* _What you should do_
Look through the data and write out every line with the word "name" in it.

(Extracted data entries)

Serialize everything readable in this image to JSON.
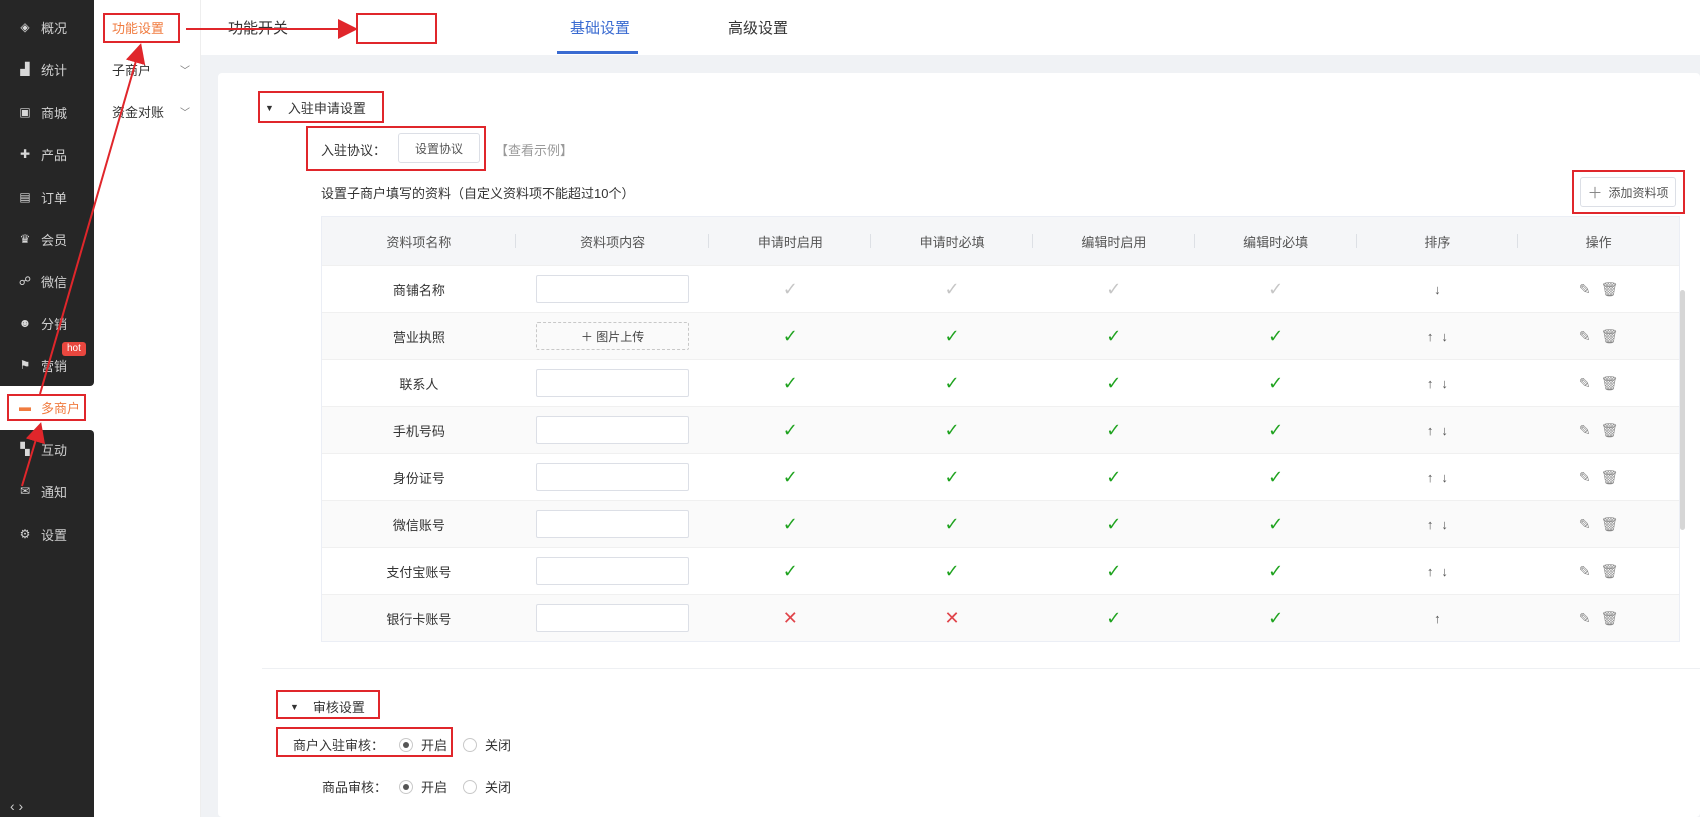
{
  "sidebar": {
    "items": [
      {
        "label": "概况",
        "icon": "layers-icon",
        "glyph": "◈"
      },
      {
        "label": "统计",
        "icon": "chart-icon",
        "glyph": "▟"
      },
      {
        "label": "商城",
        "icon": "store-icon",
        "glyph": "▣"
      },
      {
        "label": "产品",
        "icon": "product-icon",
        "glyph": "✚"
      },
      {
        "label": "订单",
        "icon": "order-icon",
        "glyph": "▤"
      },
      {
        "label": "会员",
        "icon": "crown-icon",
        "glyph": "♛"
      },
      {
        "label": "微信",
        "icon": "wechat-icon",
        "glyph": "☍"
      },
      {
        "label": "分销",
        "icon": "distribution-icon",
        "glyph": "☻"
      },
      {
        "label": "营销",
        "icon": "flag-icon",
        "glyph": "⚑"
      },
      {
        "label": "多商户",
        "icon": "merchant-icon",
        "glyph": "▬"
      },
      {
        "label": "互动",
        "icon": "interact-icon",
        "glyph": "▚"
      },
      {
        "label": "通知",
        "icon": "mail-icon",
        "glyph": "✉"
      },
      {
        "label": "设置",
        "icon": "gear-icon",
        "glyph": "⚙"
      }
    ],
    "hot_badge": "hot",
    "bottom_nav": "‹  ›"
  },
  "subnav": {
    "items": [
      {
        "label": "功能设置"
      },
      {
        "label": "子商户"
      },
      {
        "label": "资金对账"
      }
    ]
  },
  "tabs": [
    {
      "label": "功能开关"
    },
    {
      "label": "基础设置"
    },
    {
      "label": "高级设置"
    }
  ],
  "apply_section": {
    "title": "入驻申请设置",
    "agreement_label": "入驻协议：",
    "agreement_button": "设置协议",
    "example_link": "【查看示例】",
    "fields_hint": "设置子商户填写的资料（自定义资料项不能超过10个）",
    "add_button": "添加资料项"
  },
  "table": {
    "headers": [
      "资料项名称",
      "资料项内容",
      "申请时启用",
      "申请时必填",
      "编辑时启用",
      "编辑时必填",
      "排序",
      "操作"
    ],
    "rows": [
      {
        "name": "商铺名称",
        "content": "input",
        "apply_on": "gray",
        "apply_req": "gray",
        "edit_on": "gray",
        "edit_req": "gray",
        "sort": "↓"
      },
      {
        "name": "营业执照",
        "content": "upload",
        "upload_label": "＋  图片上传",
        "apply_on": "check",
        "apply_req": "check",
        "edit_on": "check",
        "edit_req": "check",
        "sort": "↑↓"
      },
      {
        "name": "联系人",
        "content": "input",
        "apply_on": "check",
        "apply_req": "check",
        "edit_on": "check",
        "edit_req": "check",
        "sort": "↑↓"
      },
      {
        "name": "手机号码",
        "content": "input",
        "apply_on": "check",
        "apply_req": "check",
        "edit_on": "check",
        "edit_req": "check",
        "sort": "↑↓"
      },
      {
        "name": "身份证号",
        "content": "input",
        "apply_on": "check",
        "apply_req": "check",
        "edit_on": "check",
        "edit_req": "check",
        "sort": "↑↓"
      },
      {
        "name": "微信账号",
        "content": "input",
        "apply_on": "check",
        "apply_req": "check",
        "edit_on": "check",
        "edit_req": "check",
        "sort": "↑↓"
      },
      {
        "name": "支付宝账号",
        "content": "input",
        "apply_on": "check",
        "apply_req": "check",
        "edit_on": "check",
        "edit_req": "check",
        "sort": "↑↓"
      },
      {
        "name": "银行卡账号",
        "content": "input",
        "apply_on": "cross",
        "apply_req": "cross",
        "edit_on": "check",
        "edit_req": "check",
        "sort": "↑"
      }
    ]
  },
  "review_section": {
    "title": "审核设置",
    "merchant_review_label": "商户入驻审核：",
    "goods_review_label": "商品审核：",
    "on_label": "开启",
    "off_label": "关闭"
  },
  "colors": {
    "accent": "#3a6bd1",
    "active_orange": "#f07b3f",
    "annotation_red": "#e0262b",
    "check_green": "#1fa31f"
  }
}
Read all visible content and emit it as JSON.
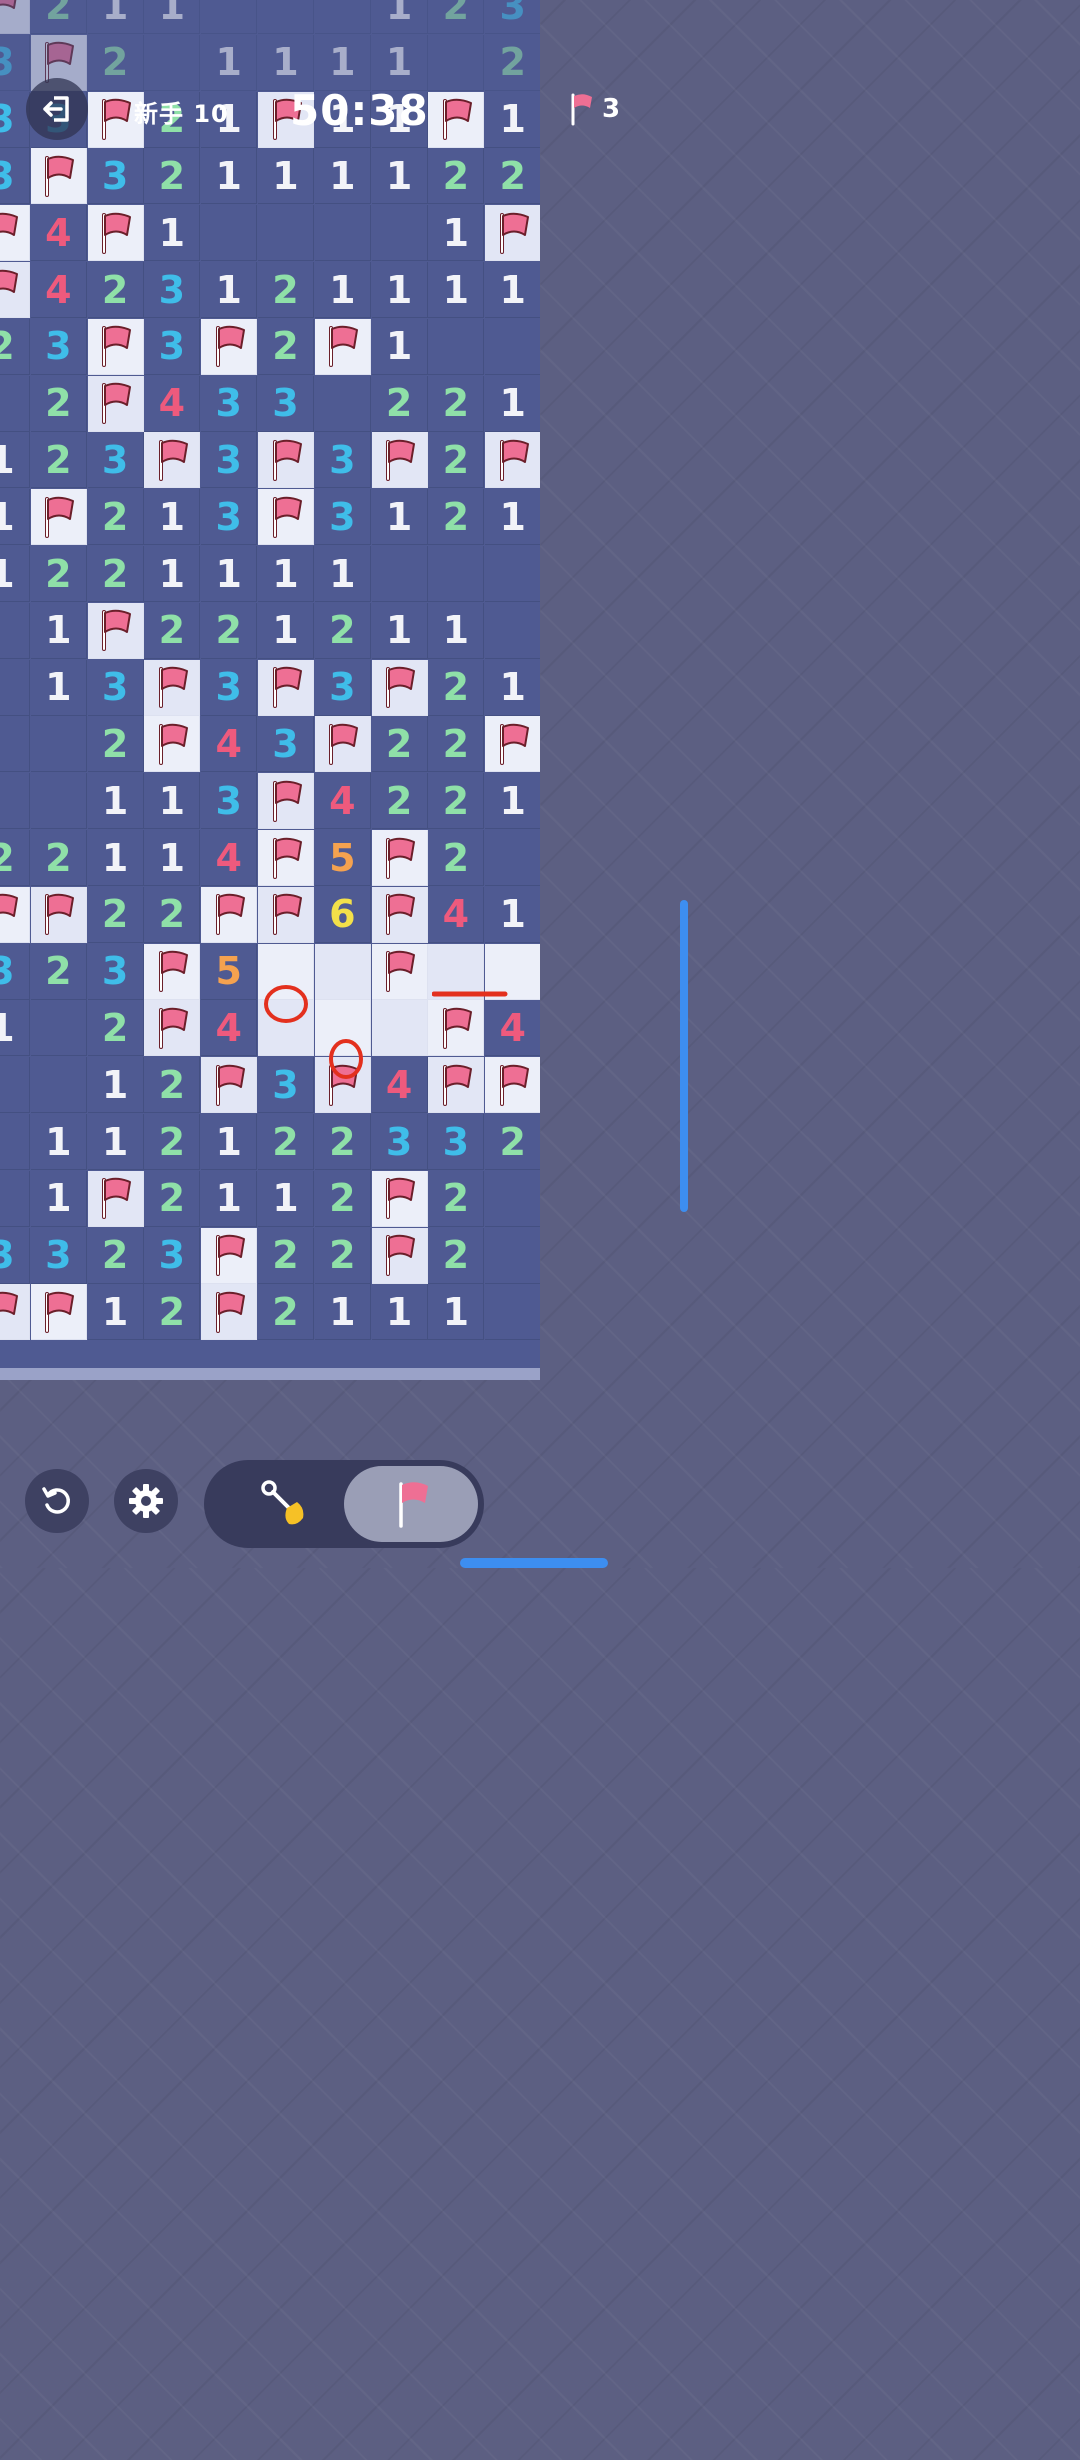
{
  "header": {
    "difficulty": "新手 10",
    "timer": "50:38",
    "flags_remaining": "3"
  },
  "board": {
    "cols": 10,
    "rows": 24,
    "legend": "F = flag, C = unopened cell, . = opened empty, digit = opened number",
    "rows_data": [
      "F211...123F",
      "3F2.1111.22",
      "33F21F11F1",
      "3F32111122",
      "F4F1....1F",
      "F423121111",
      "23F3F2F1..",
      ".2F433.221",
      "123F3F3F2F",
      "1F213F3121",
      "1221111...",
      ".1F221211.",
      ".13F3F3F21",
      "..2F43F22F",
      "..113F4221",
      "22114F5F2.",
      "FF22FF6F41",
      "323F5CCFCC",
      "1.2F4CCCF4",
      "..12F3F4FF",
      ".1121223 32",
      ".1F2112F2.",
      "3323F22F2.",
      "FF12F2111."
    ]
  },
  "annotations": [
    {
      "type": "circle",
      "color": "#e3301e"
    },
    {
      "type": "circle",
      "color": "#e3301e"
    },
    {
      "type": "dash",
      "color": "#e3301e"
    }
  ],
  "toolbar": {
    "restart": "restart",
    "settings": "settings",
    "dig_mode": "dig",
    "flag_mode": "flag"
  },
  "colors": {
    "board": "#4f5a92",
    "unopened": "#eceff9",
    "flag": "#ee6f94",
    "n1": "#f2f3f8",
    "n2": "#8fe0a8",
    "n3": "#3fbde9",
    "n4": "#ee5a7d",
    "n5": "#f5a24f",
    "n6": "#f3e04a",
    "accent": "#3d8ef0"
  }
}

* _Right answer_
        "name": "商铺名称",
        "name": "营业执照",
        "name": "联系人",
        "name": "手机号码",
        "name": "身份证号",
        "name": "微信账号",
        "name": "支付宝账号",
        "name": "银行卡账号",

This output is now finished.